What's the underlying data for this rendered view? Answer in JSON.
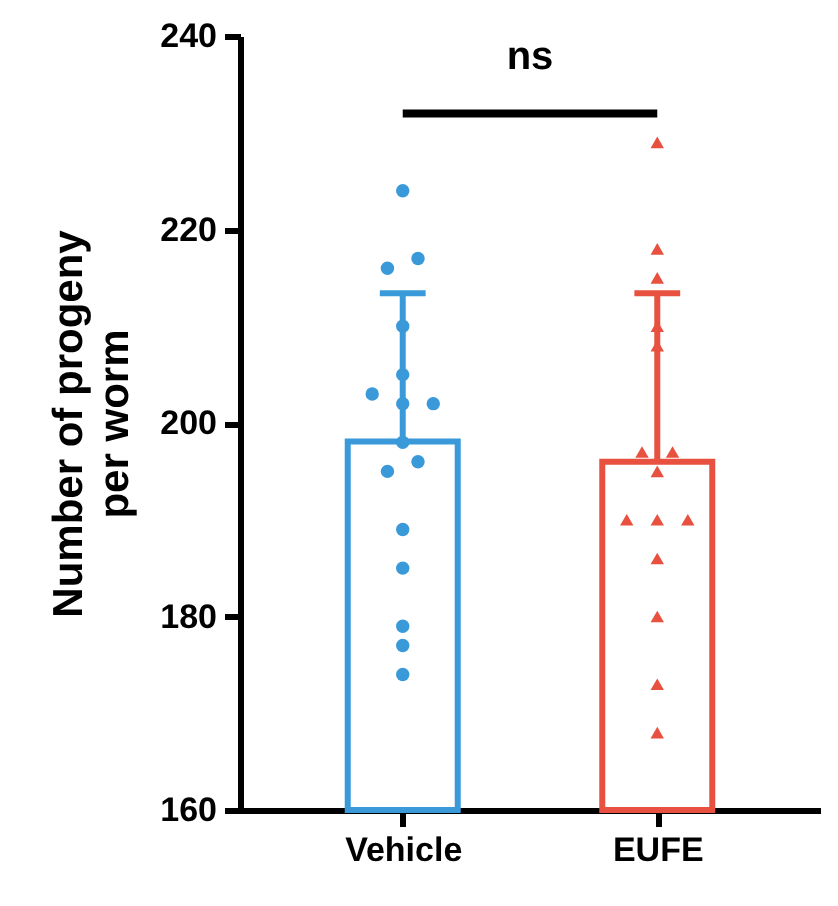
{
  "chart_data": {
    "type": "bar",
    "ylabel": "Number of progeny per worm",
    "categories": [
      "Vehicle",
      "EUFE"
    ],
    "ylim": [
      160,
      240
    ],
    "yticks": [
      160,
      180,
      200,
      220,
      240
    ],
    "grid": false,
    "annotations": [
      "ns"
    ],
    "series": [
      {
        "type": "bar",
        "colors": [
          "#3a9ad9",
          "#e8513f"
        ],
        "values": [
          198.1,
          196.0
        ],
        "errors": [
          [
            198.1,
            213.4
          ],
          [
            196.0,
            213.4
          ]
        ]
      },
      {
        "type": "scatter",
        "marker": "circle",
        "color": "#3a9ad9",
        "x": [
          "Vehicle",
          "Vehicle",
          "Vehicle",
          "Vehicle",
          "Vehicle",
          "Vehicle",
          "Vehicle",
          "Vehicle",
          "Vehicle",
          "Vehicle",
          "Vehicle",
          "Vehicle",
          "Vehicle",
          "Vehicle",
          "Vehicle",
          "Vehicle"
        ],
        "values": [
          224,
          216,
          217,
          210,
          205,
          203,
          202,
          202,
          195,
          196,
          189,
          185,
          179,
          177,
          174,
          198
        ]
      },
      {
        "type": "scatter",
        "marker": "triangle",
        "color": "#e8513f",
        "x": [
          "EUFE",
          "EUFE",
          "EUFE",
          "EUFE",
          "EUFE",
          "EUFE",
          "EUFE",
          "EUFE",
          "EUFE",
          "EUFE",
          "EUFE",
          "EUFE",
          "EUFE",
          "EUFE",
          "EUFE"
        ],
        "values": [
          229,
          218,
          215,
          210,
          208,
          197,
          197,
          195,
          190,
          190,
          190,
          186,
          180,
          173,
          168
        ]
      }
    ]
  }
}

* **Task details**:
Return the listing above unchanged, apart from dropping its pictures.

* **Task result**:
What's the underlying data for this rendered view? Answer in JSON.
{
  "chart_data": {
    "type": "bar",
    "ylabel": "Number of progeny per worm",
    "categories": [
      "Vehicle",
      "EUFE"
    ],
    "ylim": [
      160,
      240
    ],
    "yticks": [
      160,
      180,
      200,
      220,
      240
    ],
    "grid": false,
    "annotations": [
      "ns"
    ],
    "series": [
      {
        "type": "bar",
        "colors": [
          "#3a9ad9",
          "#e8513f"
        ],
        "values": [
          198.1,
          196.0
        ],
        "errors": [
          [
            198.1,
            213.4
          ],
          [
            196.0,
            213.4
          ]
        ]
      },
      {
        "type": "scatter",
        "marker": "circle",
        "color": "#3a9ad9",
        "x": [
          "Vehicle",
          "Vehicle",
          "Vehicle",
          "Vehicle",
          "Vehicle",
          "Vehicle",
          "Vehicle",
          "Vehicle",
          "Vehicle",
          "Vehicle",
          "Vehicle",
          "Vehicle",
          "Vehicle",
          "Vehicle",
          "Vehicle",
          "Vehicle"
        ],
        "values": [
          224,
          216,
          217,
          210,
          205,
          203,
          202,
          202,
          195,
          196,
          189,
          185,
          179,
          177,
          174,
          198
        ]
      },
      {
        "type": "scatter",
        "marker": "triangle",
        "color": "#e8513f",
        "x": [
          "EUFE",
          "EUFE",
          "EUFE",
          "EUFE",
          "EUFE",
          "EUFE",
          "EUFE",
          "EUFE",
          "EUFE",
          "EUFE",
          "EUFE",
          "EUFE",
          "EUFE",
          "EUFE",
          "EUFE"
        ],
        "values": [
          229,
          218,
          215,
          210,
          208,
          197,
          197,
          195,
          190,
          190,
          190,
          186,
          180,
          173,
          168
        ]
      }
    ]
  }
}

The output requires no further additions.